■ **TASK DETAILS**
Wherever the string "Carreno" appears in a line, extract that line.

Begin DATASET EXCERPTS

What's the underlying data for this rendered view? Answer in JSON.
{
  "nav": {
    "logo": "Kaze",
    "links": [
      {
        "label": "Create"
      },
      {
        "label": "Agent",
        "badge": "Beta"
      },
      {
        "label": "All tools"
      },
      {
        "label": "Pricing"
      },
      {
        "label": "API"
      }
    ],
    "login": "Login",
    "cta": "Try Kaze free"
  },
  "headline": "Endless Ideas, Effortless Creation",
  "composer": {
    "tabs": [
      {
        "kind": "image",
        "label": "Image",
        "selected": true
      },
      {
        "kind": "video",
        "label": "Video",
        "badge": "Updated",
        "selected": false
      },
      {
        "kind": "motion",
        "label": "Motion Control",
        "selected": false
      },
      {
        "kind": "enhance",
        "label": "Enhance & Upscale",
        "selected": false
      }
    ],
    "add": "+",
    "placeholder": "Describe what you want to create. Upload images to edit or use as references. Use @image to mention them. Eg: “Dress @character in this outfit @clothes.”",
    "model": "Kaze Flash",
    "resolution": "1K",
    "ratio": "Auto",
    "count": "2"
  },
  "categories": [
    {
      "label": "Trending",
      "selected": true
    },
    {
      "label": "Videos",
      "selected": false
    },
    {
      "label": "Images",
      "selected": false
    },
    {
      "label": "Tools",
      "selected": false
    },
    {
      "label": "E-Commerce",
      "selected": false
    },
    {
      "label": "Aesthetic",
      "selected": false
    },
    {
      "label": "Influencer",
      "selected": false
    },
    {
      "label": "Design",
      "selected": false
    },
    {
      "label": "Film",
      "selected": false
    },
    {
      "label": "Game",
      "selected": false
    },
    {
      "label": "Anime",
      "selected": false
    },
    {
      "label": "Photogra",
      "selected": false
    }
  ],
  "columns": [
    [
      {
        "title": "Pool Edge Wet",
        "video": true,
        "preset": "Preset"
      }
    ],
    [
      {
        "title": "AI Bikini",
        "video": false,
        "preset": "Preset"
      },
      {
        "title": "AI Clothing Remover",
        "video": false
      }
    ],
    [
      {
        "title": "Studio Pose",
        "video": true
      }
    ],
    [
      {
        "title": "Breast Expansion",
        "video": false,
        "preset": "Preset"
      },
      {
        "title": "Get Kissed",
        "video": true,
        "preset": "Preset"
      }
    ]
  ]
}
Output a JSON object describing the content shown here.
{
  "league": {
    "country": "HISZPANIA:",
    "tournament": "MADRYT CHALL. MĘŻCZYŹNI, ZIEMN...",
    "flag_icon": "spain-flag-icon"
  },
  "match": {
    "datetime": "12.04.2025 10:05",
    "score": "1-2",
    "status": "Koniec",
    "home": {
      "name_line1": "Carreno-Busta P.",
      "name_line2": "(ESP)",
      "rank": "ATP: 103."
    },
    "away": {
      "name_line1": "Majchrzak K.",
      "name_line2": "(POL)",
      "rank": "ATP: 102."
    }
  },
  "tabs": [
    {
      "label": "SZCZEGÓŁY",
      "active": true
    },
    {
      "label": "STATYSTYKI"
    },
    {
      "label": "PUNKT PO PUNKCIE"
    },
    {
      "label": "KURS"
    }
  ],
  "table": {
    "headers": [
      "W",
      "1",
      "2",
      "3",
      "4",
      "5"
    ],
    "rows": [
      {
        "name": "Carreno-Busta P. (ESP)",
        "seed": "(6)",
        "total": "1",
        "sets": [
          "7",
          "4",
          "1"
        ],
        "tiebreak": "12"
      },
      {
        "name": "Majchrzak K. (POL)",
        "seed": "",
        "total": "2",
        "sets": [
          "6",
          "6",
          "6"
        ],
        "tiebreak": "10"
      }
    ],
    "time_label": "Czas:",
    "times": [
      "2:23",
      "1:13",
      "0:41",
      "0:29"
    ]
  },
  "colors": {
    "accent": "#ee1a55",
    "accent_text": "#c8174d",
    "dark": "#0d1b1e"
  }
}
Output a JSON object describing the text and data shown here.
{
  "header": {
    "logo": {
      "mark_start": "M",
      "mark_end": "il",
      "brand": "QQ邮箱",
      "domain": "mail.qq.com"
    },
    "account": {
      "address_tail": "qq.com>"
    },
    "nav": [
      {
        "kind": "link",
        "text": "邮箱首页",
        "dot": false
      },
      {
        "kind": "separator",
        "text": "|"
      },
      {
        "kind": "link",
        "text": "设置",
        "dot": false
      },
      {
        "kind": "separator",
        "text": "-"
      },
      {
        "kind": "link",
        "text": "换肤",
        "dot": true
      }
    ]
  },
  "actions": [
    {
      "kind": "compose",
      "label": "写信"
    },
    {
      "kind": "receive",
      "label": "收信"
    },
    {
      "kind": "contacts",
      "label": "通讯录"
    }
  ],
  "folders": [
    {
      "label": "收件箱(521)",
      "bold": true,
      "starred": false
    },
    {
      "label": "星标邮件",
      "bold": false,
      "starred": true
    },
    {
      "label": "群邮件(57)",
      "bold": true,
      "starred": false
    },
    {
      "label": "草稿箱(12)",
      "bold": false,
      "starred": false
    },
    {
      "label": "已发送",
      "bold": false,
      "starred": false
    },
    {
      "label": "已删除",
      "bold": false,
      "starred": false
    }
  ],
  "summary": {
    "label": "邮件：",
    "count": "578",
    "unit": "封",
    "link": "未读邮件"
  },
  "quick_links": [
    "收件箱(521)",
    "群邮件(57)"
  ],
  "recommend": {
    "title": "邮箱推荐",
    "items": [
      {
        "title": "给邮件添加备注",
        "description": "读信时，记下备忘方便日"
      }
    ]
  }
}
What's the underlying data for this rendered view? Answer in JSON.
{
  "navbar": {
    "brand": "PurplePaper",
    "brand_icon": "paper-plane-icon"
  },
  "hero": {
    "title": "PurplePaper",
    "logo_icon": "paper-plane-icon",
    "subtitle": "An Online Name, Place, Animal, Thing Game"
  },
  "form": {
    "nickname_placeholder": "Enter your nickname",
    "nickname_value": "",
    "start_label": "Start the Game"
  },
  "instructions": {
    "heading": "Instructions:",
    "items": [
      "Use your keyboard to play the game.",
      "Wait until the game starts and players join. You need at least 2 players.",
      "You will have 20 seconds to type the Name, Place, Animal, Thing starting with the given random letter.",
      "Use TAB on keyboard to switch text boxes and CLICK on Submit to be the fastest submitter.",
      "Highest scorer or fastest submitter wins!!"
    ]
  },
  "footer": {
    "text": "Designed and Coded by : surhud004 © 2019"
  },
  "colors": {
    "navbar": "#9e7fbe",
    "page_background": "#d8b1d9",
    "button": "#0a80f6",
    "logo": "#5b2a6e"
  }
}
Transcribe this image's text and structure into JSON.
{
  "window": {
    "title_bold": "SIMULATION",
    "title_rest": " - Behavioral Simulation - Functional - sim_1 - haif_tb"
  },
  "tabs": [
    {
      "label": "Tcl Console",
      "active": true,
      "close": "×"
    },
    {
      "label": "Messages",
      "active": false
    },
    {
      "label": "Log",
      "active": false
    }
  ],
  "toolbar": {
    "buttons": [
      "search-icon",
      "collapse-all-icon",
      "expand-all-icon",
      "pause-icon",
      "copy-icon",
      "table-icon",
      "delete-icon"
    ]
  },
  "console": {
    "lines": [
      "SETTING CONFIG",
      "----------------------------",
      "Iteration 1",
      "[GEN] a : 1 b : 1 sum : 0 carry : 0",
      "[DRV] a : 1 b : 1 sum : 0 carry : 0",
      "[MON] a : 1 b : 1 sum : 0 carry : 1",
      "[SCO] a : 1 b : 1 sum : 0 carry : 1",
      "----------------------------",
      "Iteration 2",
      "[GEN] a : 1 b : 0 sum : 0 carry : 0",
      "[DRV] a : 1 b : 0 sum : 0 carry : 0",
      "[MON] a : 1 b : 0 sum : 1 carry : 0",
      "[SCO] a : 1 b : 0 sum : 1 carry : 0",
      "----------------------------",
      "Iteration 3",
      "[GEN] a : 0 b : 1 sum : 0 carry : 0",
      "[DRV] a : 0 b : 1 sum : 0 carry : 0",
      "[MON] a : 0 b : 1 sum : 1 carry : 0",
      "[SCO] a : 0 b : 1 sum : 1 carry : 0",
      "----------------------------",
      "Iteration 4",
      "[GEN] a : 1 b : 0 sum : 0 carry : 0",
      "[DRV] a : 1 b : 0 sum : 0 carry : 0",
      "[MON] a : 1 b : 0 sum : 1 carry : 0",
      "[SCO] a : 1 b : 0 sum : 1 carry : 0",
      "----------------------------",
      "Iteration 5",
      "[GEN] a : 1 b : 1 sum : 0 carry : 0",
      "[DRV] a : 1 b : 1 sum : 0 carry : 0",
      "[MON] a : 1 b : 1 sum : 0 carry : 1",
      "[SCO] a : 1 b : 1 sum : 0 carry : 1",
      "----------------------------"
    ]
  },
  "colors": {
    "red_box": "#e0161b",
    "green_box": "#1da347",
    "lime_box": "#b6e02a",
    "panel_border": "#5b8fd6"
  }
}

End DATASET EXCERPTS

■ **EXERCISE RESPONSE**
      "name_line1": "Carreno-Busta P.",
        "name": "Carreno-Busta P. (ESP)",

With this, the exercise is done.